• **YOUR TASK**
Every line that includes the word "Europe" is to be listed.

* start DATASET EXCERPTS *

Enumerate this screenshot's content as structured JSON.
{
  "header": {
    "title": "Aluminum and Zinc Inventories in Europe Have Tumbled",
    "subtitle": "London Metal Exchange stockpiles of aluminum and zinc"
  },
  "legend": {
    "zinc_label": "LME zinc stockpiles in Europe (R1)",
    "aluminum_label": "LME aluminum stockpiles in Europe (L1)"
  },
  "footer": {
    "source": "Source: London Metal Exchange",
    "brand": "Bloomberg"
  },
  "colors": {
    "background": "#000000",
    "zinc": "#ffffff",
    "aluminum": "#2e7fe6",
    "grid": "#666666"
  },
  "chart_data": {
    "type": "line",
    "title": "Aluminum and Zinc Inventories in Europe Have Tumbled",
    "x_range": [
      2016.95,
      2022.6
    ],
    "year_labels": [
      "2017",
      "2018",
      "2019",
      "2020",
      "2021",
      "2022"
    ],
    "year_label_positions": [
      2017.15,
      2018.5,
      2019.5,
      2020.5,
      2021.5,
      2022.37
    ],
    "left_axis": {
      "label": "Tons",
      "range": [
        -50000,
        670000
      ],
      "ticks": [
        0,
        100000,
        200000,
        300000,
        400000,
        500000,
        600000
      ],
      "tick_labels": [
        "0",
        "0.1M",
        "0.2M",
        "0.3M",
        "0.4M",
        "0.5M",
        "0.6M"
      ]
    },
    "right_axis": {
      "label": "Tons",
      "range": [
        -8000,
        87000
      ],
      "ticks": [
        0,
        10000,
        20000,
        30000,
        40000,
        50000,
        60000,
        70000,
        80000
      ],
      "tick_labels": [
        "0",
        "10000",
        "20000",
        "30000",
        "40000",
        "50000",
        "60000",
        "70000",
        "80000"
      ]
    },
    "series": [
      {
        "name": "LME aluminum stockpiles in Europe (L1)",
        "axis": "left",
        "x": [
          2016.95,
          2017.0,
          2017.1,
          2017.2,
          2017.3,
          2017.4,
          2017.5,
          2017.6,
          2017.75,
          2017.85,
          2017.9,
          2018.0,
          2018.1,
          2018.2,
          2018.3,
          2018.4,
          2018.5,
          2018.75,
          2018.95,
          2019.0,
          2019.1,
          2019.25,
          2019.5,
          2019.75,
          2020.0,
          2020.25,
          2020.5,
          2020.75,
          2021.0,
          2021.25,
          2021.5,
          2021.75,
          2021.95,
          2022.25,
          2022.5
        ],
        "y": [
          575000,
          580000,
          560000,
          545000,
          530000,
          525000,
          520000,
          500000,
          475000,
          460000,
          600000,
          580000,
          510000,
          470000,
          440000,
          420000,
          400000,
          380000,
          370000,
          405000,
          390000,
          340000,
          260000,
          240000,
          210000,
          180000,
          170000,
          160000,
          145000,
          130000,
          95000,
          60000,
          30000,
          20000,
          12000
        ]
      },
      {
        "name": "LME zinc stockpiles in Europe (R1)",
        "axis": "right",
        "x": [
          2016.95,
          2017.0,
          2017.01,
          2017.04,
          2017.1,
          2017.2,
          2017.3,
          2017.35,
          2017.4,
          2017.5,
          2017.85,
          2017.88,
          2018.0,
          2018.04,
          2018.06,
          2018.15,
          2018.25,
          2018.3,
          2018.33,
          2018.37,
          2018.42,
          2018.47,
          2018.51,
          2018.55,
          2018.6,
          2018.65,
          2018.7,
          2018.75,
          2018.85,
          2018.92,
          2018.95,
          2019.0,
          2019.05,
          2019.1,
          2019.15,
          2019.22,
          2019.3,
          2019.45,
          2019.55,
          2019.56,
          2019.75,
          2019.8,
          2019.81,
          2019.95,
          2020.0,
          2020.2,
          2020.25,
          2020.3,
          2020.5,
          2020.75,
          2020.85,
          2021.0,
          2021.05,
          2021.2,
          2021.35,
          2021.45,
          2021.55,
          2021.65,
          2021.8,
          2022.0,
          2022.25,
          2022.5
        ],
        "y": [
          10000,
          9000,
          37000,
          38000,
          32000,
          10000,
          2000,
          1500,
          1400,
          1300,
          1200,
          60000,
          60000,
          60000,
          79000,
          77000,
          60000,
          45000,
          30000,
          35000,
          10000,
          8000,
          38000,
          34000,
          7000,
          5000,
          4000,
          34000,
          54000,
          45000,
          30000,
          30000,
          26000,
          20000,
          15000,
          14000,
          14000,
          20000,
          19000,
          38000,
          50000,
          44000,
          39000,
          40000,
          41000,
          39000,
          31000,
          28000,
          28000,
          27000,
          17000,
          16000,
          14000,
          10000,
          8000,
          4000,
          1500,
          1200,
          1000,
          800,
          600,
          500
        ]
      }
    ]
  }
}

* end DATASET EXCERPTS *

• **WRITTEN RESPONSE**
    "title": "Aluminum and Zinc Inventories in Europe Have Tumbled",
    "zinc_label": "LME zinc stockpiles in Europe (R1)",
    "aluminum_label": "LME aluminum stockpiles in Europe (L1)"
    "title": "Aluminum and Zinc Inventories in Europe Have Tumbled",
        "name": "LME aluminum stockpiles in Europe (L1)",
        "name": "LME zinc stockpiles in Europe (R1)",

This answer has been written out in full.